Written task —
Work through the following lines and count those that hold the word "tbsignalbot". Reply with that number only.

Record list —
....

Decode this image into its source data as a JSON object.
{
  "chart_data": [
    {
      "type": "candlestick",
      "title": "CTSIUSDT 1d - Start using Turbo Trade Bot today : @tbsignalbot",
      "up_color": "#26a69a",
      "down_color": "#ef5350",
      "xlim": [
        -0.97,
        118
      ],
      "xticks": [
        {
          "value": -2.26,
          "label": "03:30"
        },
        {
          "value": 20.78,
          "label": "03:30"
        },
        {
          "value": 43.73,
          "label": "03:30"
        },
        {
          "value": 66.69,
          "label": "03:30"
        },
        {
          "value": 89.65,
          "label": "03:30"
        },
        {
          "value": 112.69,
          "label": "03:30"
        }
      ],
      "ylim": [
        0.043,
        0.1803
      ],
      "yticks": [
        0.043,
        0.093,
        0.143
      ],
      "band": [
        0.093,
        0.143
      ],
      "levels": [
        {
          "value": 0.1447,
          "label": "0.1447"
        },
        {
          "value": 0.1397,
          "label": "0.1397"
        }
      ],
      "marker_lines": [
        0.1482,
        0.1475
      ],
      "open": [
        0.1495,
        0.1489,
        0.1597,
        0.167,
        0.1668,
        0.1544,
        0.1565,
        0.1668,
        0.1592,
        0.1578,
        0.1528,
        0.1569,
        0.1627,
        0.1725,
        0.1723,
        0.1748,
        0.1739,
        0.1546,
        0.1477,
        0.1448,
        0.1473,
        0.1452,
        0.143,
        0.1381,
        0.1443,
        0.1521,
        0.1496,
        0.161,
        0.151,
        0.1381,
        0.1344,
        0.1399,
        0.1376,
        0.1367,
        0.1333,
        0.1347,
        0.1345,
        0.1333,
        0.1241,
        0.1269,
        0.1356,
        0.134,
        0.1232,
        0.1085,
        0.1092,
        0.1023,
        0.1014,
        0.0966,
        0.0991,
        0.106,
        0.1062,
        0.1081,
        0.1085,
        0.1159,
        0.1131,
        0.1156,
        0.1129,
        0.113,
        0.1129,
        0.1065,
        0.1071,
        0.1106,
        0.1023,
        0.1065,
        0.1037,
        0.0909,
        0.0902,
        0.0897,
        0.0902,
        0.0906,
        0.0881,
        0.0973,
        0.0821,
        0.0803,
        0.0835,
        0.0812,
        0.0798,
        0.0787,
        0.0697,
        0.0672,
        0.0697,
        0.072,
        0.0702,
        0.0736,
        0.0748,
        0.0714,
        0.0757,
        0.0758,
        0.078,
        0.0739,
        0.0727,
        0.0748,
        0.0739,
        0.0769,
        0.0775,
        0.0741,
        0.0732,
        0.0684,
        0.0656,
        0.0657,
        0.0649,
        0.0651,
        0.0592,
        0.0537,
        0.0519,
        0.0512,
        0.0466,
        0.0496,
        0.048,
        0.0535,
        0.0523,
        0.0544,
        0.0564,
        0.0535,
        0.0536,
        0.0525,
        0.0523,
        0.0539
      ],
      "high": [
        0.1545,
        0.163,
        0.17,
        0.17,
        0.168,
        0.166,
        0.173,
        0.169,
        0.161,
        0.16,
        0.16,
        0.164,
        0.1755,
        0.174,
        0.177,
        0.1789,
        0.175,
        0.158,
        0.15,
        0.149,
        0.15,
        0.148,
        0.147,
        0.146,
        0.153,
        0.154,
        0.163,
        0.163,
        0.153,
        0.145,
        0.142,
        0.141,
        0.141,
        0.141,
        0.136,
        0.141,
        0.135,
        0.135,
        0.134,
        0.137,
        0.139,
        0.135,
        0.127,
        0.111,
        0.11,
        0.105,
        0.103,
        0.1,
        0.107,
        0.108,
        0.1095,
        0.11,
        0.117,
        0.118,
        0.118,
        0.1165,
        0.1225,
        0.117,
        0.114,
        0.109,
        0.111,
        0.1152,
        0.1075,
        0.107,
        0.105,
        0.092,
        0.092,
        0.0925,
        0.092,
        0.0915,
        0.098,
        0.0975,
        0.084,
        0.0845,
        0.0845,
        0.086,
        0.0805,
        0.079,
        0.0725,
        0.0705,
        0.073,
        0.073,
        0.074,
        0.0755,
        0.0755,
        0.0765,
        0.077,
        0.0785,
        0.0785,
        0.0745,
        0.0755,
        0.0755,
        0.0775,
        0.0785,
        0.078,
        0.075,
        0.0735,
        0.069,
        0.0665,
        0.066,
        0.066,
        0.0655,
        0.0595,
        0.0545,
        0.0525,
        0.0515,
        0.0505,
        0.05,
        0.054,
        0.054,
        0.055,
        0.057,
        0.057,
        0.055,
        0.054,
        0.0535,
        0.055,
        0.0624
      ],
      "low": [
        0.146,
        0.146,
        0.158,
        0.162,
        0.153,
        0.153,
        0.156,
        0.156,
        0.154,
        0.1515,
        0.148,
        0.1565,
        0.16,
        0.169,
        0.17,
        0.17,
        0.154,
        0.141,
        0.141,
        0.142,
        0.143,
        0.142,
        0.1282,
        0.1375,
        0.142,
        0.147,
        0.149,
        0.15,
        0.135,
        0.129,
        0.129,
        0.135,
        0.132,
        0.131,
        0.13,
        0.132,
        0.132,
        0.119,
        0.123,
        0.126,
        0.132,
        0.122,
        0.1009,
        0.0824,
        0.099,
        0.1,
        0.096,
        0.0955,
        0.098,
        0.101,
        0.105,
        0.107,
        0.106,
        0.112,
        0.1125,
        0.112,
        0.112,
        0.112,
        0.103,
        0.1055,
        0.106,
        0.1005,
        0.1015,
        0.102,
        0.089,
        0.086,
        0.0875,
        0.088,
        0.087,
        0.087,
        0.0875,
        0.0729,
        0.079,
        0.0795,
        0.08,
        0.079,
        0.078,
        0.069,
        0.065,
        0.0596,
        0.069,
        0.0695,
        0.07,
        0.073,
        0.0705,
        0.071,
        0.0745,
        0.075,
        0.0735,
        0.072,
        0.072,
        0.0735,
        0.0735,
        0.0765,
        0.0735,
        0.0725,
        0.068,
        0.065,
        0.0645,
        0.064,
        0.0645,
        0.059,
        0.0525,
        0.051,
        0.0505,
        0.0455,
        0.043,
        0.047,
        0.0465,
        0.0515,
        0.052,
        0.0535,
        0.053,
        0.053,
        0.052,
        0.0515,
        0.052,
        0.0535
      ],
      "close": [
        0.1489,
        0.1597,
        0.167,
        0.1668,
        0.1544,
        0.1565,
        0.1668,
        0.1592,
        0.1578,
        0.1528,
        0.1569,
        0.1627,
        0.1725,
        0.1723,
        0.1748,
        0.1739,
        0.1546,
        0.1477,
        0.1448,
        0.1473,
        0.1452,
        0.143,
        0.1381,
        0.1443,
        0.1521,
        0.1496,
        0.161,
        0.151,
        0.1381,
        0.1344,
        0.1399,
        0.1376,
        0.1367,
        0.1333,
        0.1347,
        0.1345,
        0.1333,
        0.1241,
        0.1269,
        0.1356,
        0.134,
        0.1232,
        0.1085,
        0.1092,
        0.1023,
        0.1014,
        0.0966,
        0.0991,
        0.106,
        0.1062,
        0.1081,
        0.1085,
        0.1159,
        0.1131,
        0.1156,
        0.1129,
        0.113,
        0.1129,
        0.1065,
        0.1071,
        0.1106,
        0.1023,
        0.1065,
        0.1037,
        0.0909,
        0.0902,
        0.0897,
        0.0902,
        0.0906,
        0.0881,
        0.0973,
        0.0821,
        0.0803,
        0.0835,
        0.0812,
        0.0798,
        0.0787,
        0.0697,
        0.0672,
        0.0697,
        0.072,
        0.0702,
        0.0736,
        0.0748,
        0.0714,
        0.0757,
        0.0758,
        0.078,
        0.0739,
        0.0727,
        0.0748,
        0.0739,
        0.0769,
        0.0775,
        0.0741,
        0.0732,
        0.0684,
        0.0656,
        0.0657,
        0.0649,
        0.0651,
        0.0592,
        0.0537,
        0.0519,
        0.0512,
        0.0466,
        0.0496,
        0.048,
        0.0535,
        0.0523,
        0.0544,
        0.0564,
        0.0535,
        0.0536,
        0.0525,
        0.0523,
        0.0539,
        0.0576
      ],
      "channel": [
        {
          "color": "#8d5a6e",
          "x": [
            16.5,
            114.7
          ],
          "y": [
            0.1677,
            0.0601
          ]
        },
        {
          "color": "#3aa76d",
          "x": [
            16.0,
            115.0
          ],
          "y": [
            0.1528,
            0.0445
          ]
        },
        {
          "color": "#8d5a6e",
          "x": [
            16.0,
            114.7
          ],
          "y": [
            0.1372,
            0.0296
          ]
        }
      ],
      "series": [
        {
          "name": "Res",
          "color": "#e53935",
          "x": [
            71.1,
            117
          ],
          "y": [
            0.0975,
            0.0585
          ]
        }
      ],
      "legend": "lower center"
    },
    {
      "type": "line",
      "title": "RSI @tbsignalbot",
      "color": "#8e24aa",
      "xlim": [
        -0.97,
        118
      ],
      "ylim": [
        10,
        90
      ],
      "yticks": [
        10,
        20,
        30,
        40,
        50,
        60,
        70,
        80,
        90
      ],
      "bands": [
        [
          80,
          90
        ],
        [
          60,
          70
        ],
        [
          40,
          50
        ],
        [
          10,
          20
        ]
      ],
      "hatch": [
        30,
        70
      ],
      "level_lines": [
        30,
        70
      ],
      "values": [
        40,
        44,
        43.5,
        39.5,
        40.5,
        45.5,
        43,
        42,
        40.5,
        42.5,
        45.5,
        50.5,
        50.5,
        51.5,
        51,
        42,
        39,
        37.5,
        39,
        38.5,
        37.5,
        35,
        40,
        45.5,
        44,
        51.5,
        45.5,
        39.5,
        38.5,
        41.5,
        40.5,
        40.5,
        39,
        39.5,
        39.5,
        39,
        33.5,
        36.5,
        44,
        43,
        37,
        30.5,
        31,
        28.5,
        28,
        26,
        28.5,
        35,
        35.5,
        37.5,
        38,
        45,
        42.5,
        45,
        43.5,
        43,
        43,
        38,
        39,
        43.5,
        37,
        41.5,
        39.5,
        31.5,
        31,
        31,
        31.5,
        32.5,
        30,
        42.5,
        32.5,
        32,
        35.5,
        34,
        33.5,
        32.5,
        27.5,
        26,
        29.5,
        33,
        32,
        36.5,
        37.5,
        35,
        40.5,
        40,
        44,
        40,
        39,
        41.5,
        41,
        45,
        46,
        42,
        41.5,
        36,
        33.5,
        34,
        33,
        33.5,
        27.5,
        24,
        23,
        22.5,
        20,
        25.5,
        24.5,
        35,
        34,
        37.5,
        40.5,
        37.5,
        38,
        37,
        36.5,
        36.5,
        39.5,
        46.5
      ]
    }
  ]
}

....

Result of the exercise —
2